# GIVEN EXERCISE
In the copy, include every entry exactly but none of the images.
# # # # #
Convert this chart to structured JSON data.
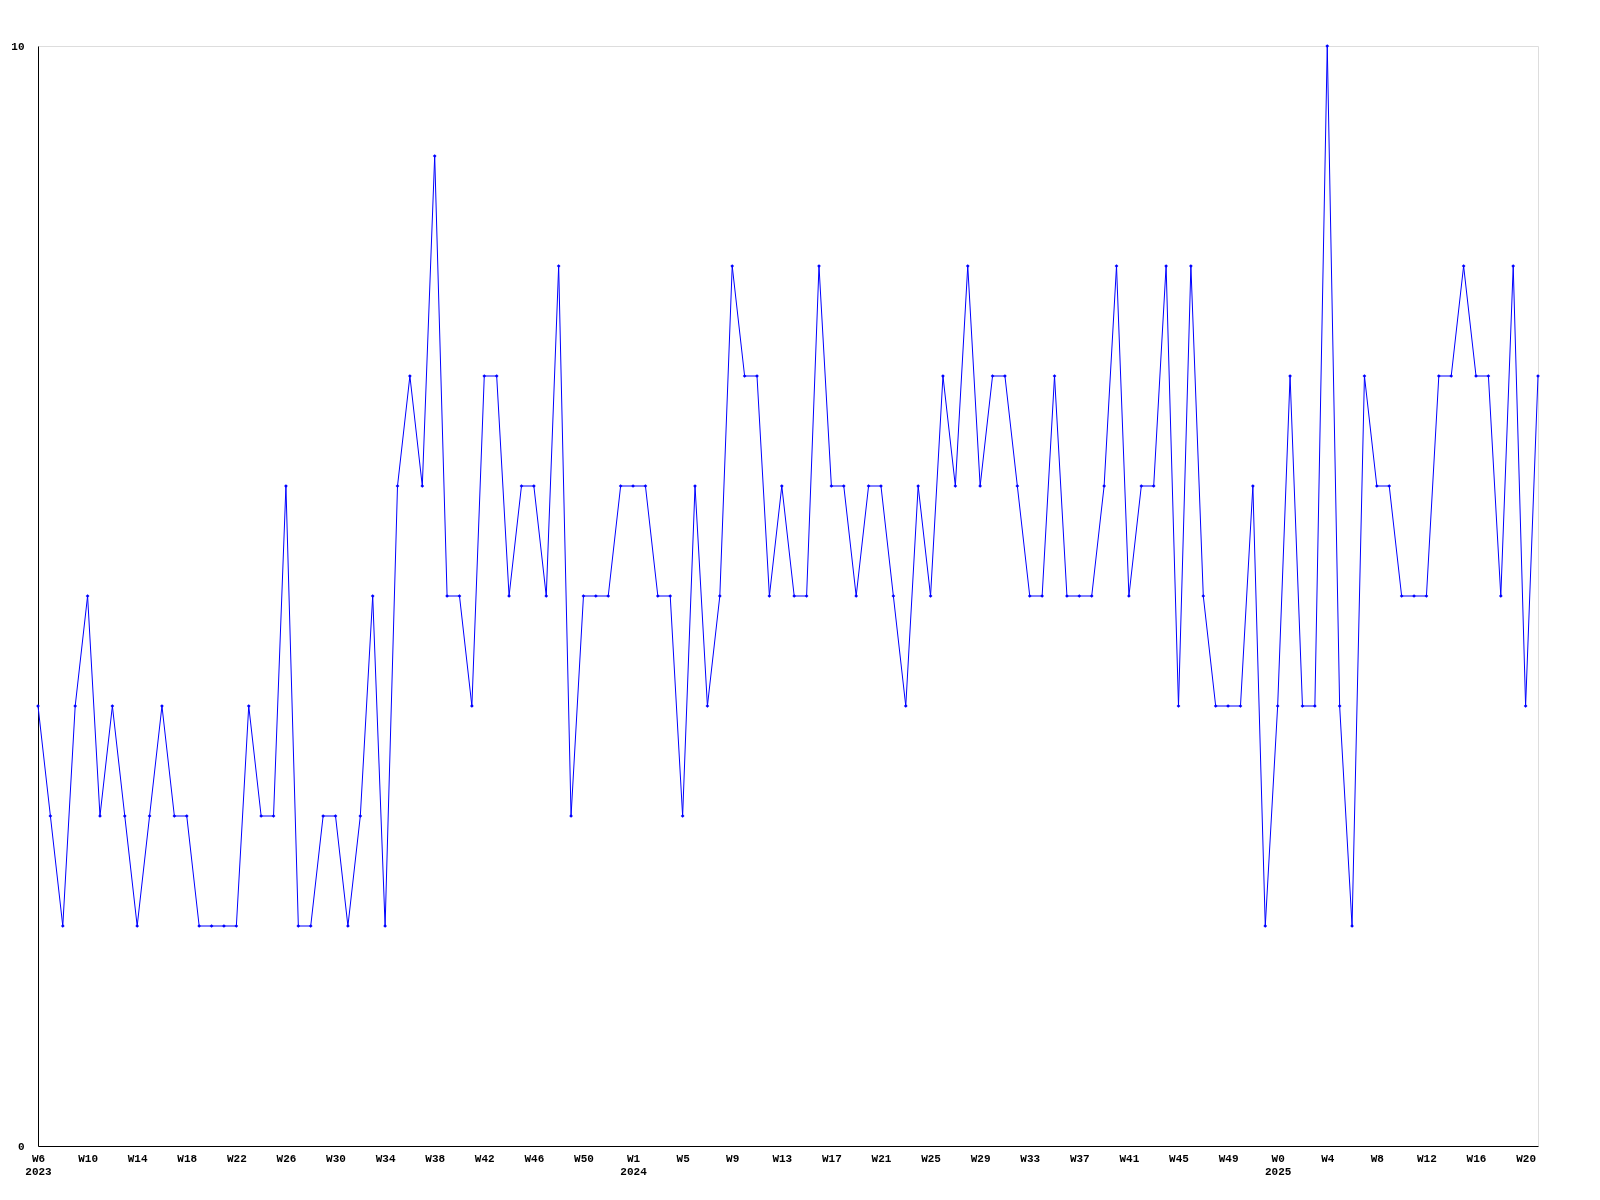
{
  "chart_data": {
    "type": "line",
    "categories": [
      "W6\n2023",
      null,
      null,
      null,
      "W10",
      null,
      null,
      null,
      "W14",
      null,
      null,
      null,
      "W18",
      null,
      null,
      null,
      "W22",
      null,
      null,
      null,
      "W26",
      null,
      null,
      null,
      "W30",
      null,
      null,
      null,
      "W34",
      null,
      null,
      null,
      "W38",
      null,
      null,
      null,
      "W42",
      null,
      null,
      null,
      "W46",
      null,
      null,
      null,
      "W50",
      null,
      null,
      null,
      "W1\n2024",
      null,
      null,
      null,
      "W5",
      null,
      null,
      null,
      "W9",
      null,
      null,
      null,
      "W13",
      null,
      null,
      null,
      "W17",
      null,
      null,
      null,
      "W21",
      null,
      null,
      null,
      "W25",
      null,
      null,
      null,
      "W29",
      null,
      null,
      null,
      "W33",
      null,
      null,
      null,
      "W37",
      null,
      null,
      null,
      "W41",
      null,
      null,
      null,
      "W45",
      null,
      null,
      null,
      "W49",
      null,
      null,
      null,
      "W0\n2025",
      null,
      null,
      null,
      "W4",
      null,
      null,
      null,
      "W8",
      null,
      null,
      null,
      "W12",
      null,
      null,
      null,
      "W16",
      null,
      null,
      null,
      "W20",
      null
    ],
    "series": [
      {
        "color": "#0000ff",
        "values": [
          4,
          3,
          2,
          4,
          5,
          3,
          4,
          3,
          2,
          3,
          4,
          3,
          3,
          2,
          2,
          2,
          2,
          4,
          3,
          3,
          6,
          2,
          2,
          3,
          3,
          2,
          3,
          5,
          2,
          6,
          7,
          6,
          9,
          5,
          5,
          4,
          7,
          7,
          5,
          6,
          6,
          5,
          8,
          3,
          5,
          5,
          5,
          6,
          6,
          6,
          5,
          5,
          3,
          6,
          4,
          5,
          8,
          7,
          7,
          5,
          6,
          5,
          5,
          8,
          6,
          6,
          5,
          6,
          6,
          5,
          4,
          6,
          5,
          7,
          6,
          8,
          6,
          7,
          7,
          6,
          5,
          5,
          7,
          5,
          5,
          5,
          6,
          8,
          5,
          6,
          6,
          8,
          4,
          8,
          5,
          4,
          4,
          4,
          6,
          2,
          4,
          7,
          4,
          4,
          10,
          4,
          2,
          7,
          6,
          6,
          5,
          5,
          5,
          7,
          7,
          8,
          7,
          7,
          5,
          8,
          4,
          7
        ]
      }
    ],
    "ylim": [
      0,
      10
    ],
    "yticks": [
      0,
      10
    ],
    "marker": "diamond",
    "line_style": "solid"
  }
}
# # # # #
# PROBLEM SOLUTION
Convert this chart to structured JSON data.
{
  "chart_data": {
    "type": "line",
    "categories": [
      "W6\n2023",
      null,
      null,
      null,
      "W10",
      null,
      null,
      null,
      "W14",
      null,
      null,
      null,
      "W18",
      null,
      null,
      null,
      "W22",
      null,
      null,
      null,
      "W26",
      null,
      null,
      null,
      "W30",
      null,
      null,
      null,
      "W34",
      null,
      null,
      null,
      "W38",
      null,
      null,
      null,
      "W42",
      null,
      null,
      null,
      "W46",
      null,
      null,
      null,
      "W50",
      null,
      null,
      null,
      "W1\n2024",
      null,
      null,
      null,
      "W5",
      null,
      null,
      null,
      "W9",
      null,
      null,
      null,
      "W13",
      null,
      null,
      null,
      "W17",
      null,
      null,
      null,
      "W21",
      null,
      null,
      null,
      "W25",
      null,
      null,
      null,
      "W29",
      null,
      null,
      null,
      "W33",
      null,
      null,
      null,
      "W37",
      null,
      null,
      null,
      "W41",
      null,
      null,
      null,
      "W45",
      null,
      null,
      null,
      "W49",
      null,
      null,
      null,
      "W0\n2025",
      null,
      null,
      null,
      "W4",
      null,
      null,
      null,
      "W8",
      null,
      null,
      null,
      "W12",
      null,
      null,
      null,
      "W16",
      null,
      null,
      null,
      "W20",
      null
    ],
    "series": [
      {
        "color": "#0000ff",
        "values": [
          4,
          3,
          2,
          4,
          5,
          3,
          4,
          3,
          2,
          3,
          4,
          3,
          3,
          2,
          2,
          2,
          2,
          4,
          3,
          3,
          6,
          2,
          2,
          3,
          3,
          2,
          3,
          5,
          2,
          6,
          7,
          6,
          9,
          5,
          5,
          4,
          7,
          7,
          5,
          6,
          6,
          5,
          8,
          3,
          5,
          5,
          5,
          6,
          6,
          6,
          5,
          5,
          3,
          6,
          4,
          5,
          8,
          7,
          7,
          5,
          6,
          5,
          5,
          8,
          6,
          6,
          5,
          6,
          6,
          5,
          4,
          6,
          5,
          7,
          6,
          8,
          6,
          7,
          7,
          6,
          5,
          5,
          7,
          5,
          5,
          5,
          6,
          8,
          5,
          6,
          6,
          8,
          4,
          8,
          5,
          4,
          4,
          4,
          6,
          2,
          4,
          7,
          4,
          4,
          10,
          4,
          2,
          7,
          6,
          6,
          5,
          5,
          5,
          7,
          7,
          8,
          7,
          7,
          5,
          8,
          4,
          7
        ]
      }
    ],
    "ylim": [
      0,
      10
    ],
    "yticks": [
      0,
      10
    ],
    "marker": "diamond",
    "line_style": "solid"
  }
}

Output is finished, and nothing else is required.